• Text passage:
· · · · · · ·

Sorry; I wasn't that impressed... the entire article read like a hard-sell pitch for all-in-one security appliances. And it turns out one of the authors is the V.P. of marketing for a company selling a range of all-in-one security appliances.
I'd actually think that everyone going the recommended route would end up in the same boat as the current monoculture of point product that they complain about. Now, instead of being compromised because we're all running the same code, we get compromised because we're all running the same security appliance, with the same flaws.
I'd actually rather see a diverse and heterogeneous set of defenses to prevent large scale compromises working against everyone, and the economy of throwing everything into a box, rather than loading a bunch of diverse software strikes me as a false one.
The same arguments that make me want to run a MacOS X box or a FreeBSD box or a Linux box instead of some other platform with well known vulnerabilities make me *not* want to run the same appliance box in front of my network that everyone else is running, too.
Maybe I'm just jaded, and have heard "best of breed" one too many times. 8-(.

· · · · · · ·

• Layout annotation data:
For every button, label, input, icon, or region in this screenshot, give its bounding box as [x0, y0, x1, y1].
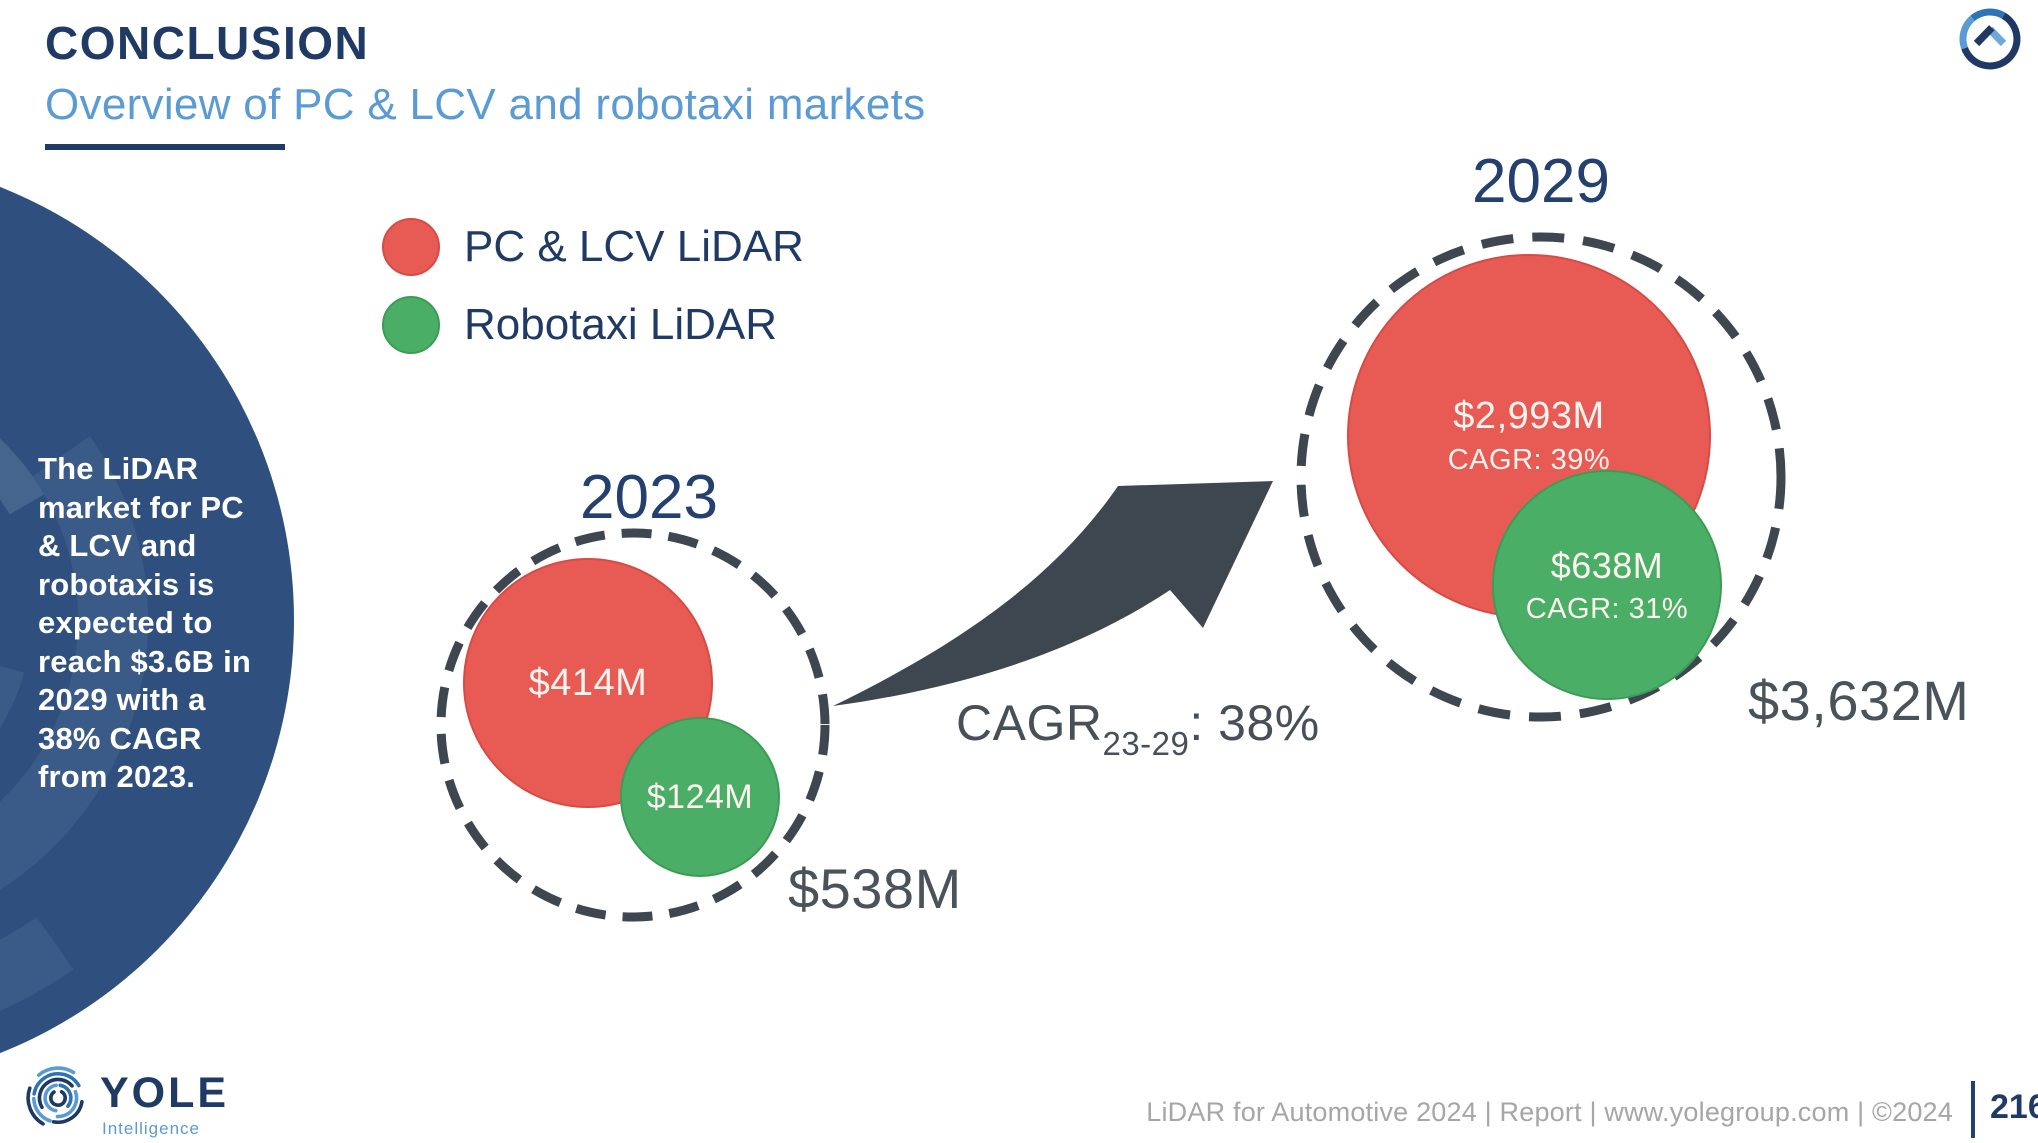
- sidebar-note: The LiDAR market for PC & LCV and robota…: [38, 451, 252, 794]
- total-2029: $3,632M: [1748, 669, 1970, 732]
- cagr-annotation-subscript: 23-29: [1102, 725, 1190, 762]
- bubble-robotaxi-2029: $638M CAGR: 31%: [1492, 470, 1722, 700]
- yole-logo-subtitle: Intelligence: [102, 1119, 201, 1138]
- decorative-circle-graphic: [0, 187, 294, 1053]
- bubble-value-pc-lcv-2023: $414M: [528, 661, 648, 704]
- yole-logo-text: YOLE Intelligence: [100, 1064, 229, 1139]
- bubble-pc-lcv-2023: $414M: [463, 558, 713, 808]
- chevron-up-circle-icon: [1959, 8, 2021, 69]
- year-title-2029: 2029: [1472, 147, 1610, 216]
- page-title: CONCLUSION: [45, 17, 370, 69]
- yole-logo-title: YOLE: [100, 1069, 230, 1117]
- legend-item-robotaxi: Robotaxi LiDAR: [382, 296, 804, 354]
- legend-label-pc-lcv: PC & LCV LiDAR: [464, 222, 804, 271]
- legend-swatch-pc-lcv: [382, 218, 440, 276]
- bubble-value-robotaxi-2029: $638M: [1550, 544, 1664, 586]
- footer-divider: [1971, 1081, 1975, 1138]
- legend-item-pc-lcv: PC & LCV LiDAR: [382, 218, 804, 276]
- cagr-annotation-suffix: : 38%: [1189, 695, 1320, 751]
- legend-swatch-robotaxi: [382, 296, 440, 354]
- bubble-cagr-pc-lcv-2029: CAGR: 39%: [1447, 444, 1611, 476]
- yole-spiral-icon: [26, 1066, 90, 1130]
- total-2023: $538M: [788, 857, 962, 920]
- footer-source: LiDAR for Automotive 2024 | Report | www…: [1146, 1097, 1953, 1127]
- page-number: 216: [1990, 1088, 2038, 1126]
- bubble-value-robotaxi-2023: $124M: [646, 777, 754, 816]
- legend-label-robotaxi: Robotaxi LiDAR: [464, 300, 778, 349]
- bubble-robotaxi-2023: $124M: [620, 717, 780, 877]
- cagr-annotation-prefix: CAGR: [956, 695, 1103, 751]
- legend: PC & LCV LiDAR Robotaxi LiDAR: [382, 218, 804, 354]
- page-subtitle: Overview of PC & LCV and robotaxi market…: [45, 80, 926, 129]
- growth-arrow-icon: [833, 481, 1273, 706]
- bubble-value-pc-lcv-2029: $2,993M: [1453, 395, 1605, 437]
- yole-logo: YOLE Intelligence: [24, 1064, 229, 1139]
- bubble-cagr-robotaxi-2029: CAGR: 31%: [1525, 592, 1689, 625]
- year-title-2023: 2023: [580, 463, 718, 532]
- cagr-annotation: CAGR23-29: 38%: [956, 694, 1320, 762]
- back-to-top-button[interactable]: [1956, 6, 2024, 74]
- title-underline: [45, 144, 285, 150]
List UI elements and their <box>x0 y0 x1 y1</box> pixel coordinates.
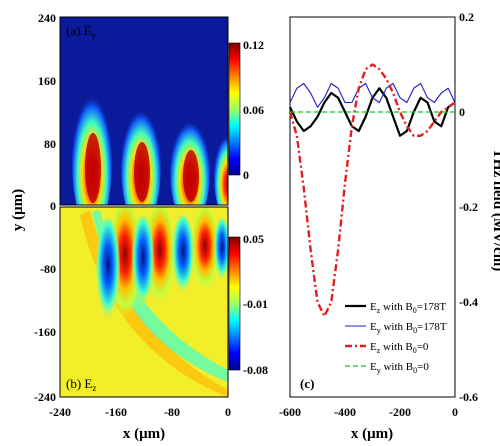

· · · · · · ·

• What you are asked to do:
According to the comment about all-in-one security appliances above, what position does one of the article's authors hold?

• Correct answer:
V.P. of marketing for a company selling a range of all-in-one security appliances.